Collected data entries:
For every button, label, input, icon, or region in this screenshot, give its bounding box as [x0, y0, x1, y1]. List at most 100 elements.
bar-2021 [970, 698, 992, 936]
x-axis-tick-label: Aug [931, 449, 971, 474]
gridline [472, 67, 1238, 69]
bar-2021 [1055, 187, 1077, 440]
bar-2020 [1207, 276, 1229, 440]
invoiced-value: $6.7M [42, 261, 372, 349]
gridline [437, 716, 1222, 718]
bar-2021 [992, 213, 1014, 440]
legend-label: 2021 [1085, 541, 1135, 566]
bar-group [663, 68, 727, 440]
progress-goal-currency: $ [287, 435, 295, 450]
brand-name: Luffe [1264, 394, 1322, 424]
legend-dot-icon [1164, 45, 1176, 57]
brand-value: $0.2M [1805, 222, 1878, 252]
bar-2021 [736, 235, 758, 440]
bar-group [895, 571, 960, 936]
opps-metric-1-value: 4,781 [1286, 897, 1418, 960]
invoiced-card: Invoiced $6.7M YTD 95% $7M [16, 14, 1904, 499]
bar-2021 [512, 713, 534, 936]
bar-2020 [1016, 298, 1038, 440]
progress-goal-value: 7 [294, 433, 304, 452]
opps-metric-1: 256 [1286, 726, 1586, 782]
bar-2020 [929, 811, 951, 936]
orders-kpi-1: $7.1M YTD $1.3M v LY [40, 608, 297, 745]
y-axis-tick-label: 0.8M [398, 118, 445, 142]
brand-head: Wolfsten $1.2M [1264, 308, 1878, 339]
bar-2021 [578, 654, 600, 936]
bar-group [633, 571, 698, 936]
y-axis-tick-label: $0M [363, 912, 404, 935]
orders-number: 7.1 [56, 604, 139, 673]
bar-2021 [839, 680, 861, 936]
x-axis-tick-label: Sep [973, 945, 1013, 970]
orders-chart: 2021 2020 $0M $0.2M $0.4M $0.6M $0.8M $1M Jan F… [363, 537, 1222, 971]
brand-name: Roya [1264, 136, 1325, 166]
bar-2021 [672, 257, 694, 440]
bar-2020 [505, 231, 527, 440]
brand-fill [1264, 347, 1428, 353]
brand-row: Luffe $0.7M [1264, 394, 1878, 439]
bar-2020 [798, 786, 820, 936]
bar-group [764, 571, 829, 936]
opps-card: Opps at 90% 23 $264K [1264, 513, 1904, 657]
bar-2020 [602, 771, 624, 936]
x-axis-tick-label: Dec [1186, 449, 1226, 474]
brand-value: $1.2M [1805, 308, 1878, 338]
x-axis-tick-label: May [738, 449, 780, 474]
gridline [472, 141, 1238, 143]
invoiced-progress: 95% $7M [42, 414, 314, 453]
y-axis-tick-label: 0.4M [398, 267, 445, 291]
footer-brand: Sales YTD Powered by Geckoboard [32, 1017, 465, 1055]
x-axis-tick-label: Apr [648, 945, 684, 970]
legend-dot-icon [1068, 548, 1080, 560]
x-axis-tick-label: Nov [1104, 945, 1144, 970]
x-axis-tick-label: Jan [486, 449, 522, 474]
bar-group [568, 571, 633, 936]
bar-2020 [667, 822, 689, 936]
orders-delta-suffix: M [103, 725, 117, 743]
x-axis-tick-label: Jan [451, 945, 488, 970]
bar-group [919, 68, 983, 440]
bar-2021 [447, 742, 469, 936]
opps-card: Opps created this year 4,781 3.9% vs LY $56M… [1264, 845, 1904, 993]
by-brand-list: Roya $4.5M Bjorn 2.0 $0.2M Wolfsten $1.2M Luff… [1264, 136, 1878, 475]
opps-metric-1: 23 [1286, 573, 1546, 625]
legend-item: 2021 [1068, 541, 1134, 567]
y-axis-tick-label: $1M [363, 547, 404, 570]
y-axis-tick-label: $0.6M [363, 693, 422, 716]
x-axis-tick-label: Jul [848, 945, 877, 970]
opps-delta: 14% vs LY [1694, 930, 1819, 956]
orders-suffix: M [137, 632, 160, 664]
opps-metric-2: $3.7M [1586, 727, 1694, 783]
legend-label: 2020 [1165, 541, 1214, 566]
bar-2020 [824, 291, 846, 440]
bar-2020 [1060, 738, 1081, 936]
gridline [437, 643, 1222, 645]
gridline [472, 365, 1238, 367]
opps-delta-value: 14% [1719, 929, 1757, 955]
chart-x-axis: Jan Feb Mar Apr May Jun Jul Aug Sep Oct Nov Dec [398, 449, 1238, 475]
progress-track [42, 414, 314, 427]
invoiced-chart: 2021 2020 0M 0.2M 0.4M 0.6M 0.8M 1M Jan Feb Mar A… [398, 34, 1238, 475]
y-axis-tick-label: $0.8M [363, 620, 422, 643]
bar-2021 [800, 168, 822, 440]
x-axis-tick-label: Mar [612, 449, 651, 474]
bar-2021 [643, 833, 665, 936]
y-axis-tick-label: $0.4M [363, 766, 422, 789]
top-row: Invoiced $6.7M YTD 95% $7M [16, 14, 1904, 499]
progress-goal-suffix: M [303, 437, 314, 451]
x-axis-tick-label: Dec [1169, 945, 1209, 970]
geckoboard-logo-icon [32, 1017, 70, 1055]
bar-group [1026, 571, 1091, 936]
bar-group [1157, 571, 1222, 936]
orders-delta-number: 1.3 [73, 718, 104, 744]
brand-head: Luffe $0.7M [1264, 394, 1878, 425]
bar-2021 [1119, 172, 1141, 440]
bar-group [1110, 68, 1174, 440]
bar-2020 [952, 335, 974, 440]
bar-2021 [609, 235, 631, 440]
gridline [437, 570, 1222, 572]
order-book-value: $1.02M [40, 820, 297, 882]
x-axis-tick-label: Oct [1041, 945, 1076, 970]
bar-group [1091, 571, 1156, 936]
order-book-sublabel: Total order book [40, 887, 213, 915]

# EXERCISE BRIEF
Write out all of the data above again, replacing each "gridline" with "grid-line" and changing nothing else.

# TASK RESPONSE
For every button, label, input, icon, or region in this screenshot, give its bounding box as [x0, y0, x1, y1]. List at most 100 elements.
bar-2021 [970, 698, 992, 936]
x-axis-tick-label: Aug [931, 449, 971, 474]
grid-line [472, 67, 1238, 69]
bar-2021 [1055, 187, 1077, 440]
bar-2020 [1207, 276, 1229, 440]
invoiced-value: $6.7M [42, 261, 372, 349]
grid-line [437, 716, 1222, 718]
bar-2021 [992, 213, 1014, 440]
legend-label: 2021 [1085, 541, 1135, 566]
bar-group [663, 68, 727, 440]
progress-goal-currency: $ [287, 435, 295, 450]
brand-name: Luffe [1264, 394, 1322, 424]
legend-dot-icon [1164, 45, 1176, 57]
brand-value: $0.2M [1805, 222, 1878, 252]
bar-2021 [736, 235, 758, 440]
bar-group [895, 571, 960, 936]
opps-metric-1-value: 4,781 [1286, 897, 1418, 960]
invoiced-card: Invoiced $6.7M YTD 95% $7M [16, 14, 1904, 499]
bar-2021 [512, 713, 534, 936]
bar-2020 [1016, 298, 1038, 440]
progress-goal-value: 7 [294, 433, 304, 452]
opps-metric-1: 256 [1286, 726, 1586, 782]
bar-2020 [929, 811, 951, 936]
orders-kpi-1: $7.1M YTD $1.3M v LY [40, 608, 297, 745]
y-axis-tick-label: 0.8M [398, 118, 445, 142]
brand-head: Wolfsten $1.2M [1264, 308, 1878, 339]
bar-2021 [578, 654, 600, 936]
bar-group [633, 571, 698, 936]
y-axis-tick-label: $0M [363, 912, 404, 935]
orders-number: 7.1 [56, 604, 139, 673]
bar-2021 [839, 680, 861, 936]
x-axis-tick-label: Sep [973, 945, 1013, 970]
orders-chart: 2021 2020 $0M $0.2M $0.4M $0.6M $0.8M $1M Jan F… [363, 537, 1222, 971]
brand-name: Roya [1264, 136, 1325, 166]
bar-2021 [672, 257, 694, 440]
bar-2020 [505, 231, 527, 440]
brand-fill [1264, 347, 1428, 353]
brand-row: Luffe $0.7M [1264, 394, 1878, 439]
bar-2020 [798, 786, 820, 936]
bar-group [764, 571, 829, 936]
opps-card: Opps at 90% 23 $264K [1264, 513, 1904, 657]
bar-2020 [602, 771, 624, 936]
x-axis-tick-label: Dec [1186, 449, 1226, 474]
brand-value: $1.2M [1805, 308, 1878, 338]
x-axis-tick-label: May [738, 449, 780, 474]
grid-line [472, 141, 1238, 143]
invoiced-progress: 95% $7M [42, 414, 314, 453]
y-axis-tick-label: 0.4M [398, 267, 445, 291]
footer-brand: Sales YTD Powered by Geckoboard [32, 1017, 465, 1055]
x-axis-tick-label: Apr [648, 945, 684, 970]
legend-dot-icon [1068, 548, 1080, 560]
x-axis-tick-label: Nov [1104, 945, 1144, 970]
x-axis-tick-label: Jan [486, 449, 522, 474]
bar-group [568, 571, 633, 936]
bar-2020 [667, 822, 689, 936]
orders-delta-suffix: M [103, 725, 117, 743]
x-axis-tick-label: Jan [451, 945, 488, 970]
bar-group [919, 68, 983, 440]
bar-2021 [447, 742, 469, 936]
opps-card: Opps created this year 4,781 3.9% vs LY $56M… [1264, 845, 1904, 993]
by-brand-list: Roya $4.5M Bjorn 2.0 $0.2M Wolfsten $1.2M Luff… [1264, 136, 1878, 475]
opps-metric-1: 23 [1286, 573, 1546, 625]
legend-item: 2021 [1068, 541, 1134, 567]
y-axis-tick-label: $1M [363, 547, 404, 570]
y-axis-tick-label: $0.6M [363, 693, 422, 716]
x-axis-tick-label: Jul [848, 945, 877, 970]
opps-delta: 14% vs LY [1694, 930, 1819, 956]
orders-suffix: M [137, 632, 160, 664]
opps-metric-2: $3.7M [1586, 727, 1694, 783]
legend-label: 2020 [1165, 541, 1214, 566]
bar-2020 [824, 291, 846, 440]
bar-2020 [1060, 738, 1081, 936]
grid-line [437, 643, 1222, 645]
grid-line [472, 365, 1238, 367]
opps-delta-value: 14% [1719, 929, 1757, 955]
chart-x-axis: Jan Feb Mar Apr May Jun Jul Aug Sep Oct Nov Dec [398, 449, 1238, 475]
progress-track [42, 414, 314, 427]
invoiced-chart: 2021 2020 0M 0.2M 0.4M 0.6M 0.8M 1M Jan Feb Mar A… [398, 34, 1238, 475]
y-axis-tick-label: $0.8M [363, 620, 422, 643]
bar-2021 [800, 168, 822, 440]
x-axis-tick-label: Mar [612, 449, 651, 474]
bar-2021 [643, 833, 665, 936]
y-axis-tick-label: $0.4M [363, 766, 422, 789]
top-row: Invoiced $6.7M YTD 95% $7M [16, 14, 1904, 499]
progress-goal-suffix: M [303, 437, 314, 451]
x-axis-tick-label: Dec [1169, 945, 1209, 970]
geckoboard-logo-icon [32, 1017, 70, 1055]
bar-group [1026, 571, 1091, 936]
bar-group [1157, 571, 1222, 936]
orders-delta-number: 1.3 [73, 718, 104, 744]
brand-head: Luffe $0.7M [1264, 394, 1878, 425]
bar-2021 [1119, 172, 1141, 440]
bar-group [1110, 68, 1174, 440]
bar-2020 [952, 335, 974, 440]
bar-2021 [609, 235, 631, 440]
grid-line [437, 570, 1222, 572]
order-book-value: $1.02M [40, 820, 297, 882]
x-axis-tick-label: Oct [1041, 945, 1076, 970]
bar-group [1091, 571, 1156, 936]
order-book-sublabel: Total order book [40, 887, 213, 915]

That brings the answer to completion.